## Work required
Take each line containing "столбиком" and report it exactly as written.

[Extracted data entries]
=====

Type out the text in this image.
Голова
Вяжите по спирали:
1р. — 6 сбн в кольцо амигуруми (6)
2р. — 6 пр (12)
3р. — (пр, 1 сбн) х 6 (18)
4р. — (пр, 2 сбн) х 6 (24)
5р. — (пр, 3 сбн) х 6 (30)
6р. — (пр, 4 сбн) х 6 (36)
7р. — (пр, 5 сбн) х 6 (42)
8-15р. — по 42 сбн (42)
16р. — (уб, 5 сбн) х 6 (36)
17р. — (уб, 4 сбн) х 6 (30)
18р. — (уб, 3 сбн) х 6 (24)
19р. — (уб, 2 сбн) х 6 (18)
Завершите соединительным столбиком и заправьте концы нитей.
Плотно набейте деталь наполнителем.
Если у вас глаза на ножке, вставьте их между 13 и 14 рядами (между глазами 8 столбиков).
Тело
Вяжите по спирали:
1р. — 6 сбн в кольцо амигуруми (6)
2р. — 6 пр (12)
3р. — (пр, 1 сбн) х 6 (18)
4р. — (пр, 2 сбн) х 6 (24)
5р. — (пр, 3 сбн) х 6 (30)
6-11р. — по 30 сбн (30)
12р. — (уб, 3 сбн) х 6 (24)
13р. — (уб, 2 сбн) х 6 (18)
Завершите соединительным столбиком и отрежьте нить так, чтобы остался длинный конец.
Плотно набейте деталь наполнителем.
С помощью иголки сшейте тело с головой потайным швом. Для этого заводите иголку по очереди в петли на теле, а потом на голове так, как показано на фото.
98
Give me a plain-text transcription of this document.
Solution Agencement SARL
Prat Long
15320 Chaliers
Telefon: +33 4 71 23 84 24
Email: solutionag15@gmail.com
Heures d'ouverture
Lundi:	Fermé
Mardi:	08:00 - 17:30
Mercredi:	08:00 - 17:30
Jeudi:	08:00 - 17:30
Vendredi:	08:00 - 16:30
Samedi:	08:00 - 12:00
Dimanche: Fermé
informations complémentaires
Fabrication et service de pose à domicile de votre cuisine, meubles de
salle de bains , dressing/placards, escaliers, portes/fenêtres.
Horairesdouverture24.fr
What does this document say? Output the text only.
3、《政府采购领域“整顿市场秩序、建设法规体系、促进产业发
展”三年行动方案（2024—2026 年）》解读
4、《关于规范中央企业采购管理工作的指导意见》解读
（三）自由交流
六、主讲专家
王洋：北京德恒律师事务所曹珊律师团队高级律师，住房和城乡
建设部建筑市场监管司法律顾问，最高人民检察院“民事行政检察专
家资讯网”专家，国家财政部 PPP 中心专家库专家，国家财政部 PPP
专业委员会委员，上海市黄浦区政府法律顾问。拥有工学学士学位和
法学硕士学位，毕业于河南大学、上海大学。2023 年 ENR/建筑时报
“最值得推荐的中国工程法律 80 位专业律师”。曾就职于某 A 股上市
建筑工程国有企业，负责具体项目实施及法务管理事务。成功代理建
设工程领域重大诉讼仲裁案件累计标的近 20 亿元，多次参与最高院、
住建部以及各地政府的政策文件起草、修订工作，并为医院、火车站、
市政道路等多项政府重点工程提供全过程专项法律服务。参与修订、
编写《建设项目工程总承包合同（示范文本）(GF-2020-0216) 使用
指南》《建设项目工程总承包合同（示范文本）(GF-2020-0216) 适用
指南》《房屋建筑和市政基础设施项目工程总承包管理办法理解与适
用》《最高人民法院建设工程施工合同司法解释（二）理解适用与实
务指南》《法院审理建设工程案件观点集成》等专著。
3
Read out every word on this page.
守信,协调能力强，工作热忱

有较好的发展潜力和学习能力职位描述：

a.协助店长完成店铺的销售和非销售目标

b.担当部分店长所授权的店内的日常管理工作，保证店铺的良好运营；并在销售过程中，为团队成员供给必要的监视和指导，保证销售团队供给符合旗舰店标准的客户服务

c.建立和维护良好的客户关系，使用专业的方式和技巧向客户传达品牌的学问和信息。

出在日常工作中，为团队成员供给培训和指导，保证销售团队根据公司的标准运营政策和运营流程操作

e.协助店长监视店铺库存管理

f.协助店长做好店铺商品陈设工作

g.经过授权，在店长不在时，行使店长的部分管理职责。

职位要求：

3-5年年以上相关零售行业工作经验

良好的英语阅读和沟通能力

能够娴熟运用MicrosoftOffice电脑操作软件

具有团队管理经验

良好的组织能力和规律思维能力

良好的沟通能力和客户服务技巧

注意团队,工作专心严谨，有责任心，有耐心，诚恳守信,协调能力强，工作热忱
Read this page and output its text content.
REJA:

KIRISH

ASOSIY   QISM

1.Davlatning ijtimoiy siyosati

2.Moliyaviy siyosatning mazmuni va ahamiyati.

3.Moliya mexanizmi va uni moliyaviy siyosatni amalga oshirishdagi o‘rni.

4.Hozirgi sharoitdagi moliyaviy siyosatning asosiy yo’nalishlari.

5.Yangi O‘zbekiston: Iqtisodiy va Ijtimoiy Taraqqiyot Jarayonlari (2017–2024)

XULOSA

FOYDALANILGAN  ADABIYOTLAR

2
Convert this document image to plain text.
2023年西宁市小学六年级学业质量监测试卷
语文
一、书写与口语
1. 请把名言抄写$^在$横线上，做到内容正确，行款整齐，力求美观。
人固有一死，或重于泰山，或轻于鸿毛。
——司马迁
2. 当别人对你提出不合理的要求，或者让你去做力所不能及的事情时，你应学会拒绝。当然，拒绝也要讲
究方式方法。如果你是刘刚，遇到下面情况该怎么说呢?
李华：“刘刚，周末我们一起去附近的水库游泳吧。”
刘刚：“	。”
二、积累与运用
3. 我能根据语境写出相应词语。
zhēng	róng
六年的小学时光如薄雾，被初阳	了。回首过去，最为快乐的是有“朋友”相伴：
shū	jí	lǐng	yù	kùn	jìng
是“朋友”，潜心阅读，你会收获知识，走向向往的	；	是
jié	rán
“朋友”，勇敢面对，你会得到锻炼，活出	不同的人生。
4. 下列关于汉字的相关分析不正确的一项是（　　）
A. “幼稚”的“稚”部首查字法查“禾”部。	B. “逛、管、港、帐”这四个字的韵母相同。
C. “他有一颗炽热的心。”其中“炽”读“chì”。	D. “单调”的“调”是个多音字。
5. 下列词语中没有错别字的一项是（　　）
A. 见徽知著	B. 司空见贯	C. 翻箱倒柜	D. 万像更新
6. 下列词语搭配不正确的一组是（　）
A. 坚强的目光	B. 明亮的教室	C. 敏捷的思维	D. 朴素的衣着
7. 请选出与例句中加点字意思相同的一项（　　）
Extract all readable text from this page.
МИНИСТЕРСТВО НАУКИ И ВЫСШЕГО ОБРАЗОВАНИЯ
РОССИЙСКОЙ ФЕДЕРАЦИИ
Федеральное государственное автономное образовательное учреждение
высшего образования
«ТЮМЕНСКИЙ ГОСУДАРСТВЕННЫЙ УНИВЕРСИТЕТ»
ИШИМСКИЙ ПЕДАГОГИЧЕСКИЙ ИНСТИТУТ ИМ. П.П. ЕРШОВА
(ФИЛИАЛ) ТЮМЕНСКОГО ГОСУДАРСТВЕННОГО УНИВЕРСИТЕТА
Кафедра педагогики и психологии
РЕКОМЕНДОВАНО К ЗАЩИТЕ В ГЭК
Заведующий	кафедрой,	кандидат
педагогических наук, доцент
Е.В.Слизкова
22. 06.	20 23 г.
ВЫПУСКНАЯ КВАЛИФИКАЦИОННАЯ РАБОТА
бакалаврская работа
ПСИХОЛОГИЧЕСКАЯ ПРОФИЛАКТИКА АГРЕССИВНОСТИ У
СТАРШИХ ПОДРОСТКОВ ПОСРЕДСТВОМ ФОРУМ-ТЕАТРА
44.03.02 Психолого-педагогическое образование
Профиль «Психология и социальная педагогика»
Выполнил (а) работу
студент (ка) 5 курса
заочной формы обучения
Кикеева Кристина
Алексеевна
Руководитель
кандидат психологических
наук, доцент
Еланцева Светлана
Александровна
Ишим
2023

=====

## Response below
Завершите соединительным столбиком и заправьте концы нитей.
Завершите соединительным столбиком и отрежьте нить так, чтобы остался длинный конец.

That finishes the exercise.